Records of element boundaries:
* BEGIN *
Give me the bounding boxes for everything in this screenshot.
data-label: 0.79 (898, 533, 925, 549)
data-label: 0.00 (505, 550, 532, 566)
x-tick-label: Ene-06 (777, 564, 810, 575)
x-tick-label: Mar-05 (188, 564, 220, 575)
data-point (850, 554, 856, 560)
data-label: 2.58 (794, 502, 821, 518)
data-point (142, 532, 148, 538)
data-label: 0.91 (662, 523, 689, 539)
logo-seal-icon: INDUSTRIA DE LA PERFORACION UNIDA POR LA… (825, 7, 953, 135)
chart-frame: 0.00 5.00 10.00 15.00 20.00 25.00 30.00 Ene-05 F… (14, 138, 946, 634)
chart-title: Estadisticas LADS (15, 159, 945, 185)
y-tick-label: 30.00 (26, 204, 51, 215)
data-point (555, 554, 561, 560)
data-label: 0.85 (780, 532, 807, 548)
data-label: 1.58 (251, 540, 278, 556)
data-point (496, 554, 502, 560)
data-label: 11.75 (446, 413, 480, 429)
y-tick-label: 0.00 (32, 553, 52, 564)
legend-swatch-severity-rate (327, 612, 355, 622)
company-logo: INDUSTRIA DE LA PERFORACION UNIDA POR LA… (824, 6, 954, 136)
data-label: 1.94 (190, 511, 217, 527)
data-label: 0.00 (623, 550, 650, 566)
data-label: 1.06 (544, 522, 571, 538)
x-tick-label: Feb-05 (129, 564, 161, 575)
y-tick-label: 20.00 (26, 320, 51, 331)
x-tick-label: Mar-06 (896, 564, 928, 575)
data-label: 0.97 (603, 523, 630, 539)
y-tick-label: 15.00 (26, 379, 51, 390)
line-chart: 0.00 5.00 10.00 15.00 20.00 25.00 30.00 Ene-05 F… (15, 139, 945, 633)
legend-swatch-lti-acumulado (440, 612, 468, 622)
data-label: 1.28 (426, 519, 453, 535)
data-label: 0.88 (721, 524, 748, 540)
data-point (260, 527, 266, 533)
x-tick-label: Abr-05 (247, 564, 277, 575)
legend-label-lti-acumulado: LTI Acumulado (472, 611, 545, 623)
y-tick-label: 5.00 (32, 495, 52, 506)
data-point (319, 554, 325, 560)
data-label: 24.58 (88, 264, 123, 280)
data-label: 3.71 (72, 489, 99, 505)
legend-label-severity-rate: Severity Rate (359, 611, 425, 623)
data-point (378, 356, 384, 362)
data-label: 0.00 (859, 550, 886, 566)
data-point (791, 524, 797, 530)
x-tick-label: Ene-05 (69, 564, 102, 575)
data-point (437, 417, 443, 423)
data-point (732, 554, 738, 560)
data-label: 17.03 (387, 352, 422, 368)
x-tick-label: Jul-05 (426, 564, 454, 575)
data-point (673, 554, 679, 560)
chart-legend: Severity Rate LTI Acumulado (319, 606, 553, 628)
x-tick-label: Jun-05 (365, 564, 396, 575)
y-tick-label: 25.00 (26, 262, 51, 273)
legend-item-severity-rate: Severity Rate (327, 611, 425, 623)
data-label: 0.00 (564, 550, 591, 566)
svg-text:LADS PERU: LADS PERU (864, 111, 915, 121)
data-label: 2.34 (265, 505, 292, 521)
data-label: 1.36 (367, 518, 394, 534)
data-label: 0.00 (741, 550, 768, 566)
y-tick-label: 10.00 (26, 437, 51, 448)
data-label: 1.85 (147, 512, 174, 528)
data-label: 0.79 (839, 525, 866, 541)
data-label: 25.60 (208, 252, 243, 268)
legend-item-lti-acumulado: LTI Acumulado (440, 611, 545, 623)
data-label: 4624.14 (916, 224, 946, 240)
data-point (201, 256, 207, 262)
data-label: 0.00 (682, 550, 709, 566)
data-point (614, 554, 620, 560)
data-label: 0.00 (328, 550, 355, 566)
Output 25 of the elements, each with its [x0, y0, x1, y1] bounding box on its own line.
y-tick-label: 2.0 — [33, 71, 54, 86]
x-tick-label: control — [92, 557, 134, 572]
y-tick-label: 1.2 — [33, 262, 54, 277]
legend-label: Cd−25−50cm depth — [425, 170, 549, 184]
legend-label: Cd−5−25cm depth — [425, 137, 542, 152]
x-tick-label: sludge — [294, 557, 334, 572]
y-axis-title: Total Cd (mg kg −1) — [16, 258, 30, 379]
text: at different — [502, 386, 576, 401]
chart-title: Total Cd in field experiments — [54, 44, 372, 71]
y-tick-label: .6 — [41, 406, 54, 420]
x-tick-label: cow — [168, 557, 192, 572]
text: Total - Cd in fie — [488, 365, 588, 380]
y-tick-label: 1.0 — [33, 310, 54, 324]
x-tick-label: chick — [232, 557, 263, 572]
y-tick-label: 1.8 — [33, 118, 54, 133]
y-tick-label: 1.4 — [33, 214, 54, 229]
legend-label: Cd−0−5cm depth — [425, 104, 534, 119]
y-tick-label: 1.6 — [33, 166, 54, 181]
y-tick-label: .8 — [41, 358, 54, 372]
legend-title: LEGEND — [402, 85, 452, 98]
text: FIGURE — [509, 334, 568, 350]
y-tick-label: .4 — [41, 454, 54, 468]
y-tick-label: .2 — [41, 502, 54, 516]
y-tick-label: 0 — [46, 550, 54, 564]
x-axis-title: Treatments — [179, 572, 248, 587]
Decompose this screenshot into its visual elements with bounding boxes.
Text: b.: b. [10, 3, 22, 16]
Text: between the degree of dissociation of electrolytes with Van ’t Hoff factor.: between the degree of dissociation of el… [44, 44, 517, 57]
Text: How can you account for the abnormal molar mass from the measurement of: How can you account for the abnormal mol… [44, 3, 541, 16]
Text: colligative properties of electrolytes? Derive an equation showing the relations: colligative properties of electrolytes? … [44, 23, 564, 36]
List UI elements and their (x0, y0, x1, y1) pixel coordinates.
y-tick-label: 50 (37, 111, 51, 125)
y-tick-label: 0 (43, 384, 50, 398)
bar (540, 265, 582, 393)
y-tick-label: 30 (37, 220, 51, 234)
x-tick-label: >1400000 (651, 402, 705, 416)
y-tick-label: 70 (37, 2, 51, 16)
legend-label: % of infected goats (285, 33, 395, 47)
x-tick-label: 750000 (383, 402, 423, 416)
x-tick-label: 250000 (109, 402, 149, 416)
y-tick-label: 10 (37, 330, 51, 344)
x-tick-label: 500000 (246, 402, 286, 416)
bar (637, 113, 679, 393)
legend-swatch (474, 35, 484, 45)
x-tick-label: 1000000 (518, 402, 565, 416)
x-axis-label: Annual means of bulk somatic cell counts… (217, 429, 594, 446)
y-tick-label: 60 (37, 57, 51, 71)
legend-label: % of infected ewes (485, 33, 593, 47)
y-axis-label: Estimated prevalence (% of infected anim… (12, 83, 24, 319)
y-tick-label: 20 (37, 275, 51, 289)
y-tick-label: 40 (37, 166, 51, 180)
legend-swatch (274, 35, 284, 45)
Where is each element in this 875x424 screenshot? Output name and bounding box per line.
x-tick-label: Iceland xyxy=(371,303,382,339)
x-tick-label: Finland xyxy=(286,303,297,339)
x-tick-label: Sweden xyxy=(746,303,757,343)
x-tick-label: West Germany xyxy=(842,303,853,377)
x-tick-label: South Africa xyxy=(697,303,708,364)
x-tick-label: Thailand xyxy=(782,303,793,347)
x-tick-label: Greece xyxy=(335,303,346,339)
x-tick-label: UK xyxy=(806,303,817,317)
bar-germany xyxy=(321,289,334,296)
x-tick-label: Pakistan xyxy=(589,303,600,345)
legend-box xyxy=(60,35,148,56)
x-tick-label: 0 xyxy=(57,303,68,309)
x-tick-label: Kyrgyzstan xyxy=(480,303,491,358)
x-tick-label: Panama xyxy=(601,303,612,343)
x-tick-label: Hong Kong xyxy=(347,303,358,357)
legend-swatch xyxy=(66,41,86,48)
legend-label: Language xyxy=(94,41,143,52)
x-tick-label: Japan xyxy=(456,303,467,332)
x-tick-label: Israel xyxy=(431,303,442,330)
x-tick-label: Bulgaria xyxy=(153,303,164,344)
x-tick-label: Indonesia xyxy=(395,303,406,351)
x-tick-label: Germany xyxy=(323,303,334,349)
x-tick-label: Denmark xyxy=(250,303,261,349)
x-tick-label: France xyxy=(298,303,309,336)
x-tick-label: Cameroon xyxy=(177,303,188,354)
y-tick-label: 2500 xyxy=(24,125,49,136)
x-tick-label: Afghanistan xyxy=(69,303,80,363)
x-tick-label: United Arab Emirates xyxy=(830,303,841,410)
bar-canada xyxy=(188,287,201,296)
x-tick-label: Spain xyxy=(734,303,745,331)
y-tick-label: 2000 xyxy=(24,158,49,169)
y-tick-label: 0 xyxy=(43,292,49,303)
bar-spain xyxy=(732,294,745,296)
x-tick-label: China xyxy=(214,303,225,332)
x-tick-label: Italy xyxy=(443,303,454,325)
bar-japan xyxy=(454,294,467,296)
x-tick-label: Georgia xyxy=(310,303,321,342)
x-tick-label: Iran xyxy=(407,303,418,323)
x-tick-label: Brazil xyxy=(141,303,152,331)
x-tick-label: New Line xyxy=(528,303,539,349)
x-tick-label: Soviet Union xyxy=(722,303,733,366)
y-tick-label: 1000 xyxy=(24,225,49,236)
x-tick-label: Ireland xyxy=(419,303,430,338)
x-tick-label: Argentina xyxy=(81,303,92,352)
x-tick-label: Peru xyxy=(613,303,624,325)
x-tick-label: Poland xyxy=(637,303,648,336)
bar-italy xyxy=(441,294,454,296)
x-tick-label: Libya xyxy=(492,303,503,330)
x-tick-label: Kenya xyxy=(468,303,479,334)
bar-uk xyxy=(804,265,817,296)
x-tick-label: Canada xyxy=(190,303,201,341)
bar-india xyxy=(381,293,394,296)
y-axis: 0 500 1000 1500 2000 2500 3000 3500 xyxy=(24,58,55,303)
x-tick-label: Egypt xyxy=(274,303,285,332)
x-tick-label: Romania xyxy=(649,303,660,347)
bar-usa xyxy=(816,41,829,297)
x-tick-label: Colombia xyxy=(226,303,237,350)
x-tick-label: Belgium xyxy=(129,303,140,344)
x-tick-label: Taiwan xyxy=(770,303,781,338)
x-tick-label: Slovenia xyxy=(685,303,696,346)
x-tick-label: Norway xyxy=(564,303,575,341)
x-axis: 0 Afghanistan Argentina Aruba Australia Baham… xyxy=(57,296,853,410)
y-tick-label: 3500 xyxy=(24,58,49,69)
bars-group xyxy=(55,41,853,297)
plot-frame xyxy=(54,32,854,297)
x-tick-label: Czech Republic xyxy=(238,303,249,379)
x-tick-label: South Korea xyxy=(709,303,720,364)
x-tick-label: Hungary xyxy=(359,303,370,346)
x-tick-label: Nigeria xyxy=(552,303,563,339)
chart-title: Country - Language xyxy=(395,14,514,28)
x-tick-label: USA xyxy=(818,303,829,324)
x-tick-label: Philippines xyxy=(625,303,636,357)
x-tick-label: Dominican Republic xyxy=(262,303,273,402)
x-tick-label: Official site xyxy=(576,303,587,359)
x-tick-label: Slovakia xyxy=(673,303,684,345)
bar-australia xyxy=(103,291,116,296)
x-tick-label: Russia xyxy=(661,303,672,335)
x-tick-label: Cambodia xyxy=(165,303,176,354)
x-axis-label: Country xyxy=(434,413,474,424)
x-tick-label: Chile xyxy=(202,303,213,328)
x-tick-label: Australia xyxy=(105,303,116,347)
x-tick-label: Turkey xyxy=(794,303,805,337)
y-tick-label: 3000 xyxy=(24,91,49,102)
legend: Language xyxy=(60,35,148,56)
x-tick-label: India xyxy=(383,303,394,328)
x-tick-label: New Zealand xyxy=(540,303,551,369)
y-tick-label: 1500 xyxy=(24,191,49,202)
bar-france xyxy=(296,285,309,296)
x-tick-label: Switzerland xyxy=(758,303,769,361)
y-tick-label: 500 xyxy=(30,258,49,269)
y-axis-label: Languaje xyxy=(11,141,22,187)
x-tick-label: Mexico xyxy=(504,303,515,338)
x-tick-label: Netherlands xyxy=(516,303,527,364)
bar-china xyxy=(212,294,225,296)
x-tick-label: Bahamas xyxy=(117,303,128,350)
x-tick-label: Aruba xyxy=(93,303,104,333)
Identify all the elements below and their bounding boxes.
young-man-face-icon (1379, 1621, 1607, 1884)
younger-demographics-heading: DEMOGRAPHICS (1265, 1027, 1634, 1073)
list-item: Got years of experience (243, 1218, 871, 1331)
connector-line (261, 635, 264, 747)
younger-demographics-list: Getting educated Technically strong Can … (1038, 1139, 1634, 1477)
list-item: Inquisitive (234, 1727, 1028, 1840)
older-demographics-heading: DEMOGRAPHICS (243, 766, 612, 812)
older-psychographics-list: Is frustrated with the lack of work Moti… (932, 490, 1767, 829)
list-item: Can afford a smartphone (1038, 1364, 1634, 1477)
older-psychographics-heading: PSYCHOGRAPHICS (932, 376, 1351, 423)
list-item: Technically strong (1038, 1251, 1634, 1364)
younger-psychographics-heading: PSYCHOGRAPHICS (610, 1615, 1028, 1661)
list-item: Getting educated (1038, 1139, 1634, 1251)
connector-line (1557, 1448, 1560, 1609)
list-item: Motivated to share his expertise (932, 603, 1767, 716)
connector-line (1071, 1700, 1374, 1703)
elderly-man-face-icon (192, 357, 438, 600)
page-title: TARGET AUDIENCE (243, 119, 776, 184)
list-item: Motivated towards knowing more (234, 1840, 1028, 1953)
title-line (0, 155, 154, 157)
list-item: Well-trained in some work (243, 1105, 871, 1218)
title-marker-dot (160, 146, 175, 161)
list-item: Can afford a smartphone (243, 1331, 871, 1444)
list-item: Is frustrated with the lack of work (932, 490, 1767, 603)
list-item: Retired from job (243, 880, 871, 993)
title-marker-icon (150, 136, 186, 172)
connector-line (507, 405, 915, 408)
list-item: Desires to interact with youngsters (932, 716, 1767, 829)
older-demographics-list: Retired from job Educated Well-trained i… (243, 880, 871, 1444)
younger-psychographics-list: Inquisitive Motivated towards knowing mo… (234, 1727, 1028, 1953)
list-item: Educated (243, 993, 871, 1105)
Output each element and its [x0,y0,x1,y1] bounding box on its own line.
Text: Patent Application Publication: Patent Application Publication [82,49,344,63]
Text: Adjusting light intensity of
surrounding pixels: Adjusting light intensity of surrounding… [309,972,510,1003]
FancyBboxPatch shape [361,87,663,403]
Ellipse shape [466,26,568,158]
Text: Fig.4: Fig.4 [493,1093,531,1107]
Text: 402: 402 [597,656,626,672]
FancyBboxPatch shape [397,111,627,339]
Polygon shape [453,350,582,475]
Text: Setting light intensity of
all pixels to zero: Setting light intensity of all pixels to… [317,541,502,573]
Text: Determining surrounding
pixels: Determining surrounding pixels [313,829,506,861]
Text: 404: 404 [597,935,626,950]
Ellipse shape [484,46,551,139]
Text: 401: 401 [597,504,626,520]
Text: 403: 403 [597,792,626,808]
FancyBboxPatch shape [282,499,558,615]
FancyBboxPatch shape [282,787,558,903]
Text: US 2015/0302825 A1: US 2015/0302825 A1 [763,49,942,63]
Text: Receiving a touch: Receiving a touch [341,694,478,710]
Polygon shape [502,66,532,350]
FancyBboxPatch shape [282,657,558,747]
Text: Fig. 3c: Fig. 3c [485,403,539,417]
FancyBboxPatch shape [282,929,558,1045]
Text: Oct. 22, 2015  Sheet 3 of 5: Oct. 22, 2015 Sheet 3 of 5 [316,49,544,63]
* END *
Can you return, word for word, the lines from the start of the records through the line with "data-point (142, 532, 148, 538)", including both the first line and that one?

### TASK ANSWER
Give me the bounding boxes for everything in this screenshot.
data-label: 0.79 (898, 533, 925, 549)
data-label: 0.00 (505, 550, 532, 566)
x-tick-label: Ene-06 (777, 564, 810, 575)
x-tick-label: Mar-05 (188, 564, 220, 575)
data-point (850, 554, 856, 560)
data-label: 2.58 (794, 502, 821, 518)
data-point (142, 532, 148, 538)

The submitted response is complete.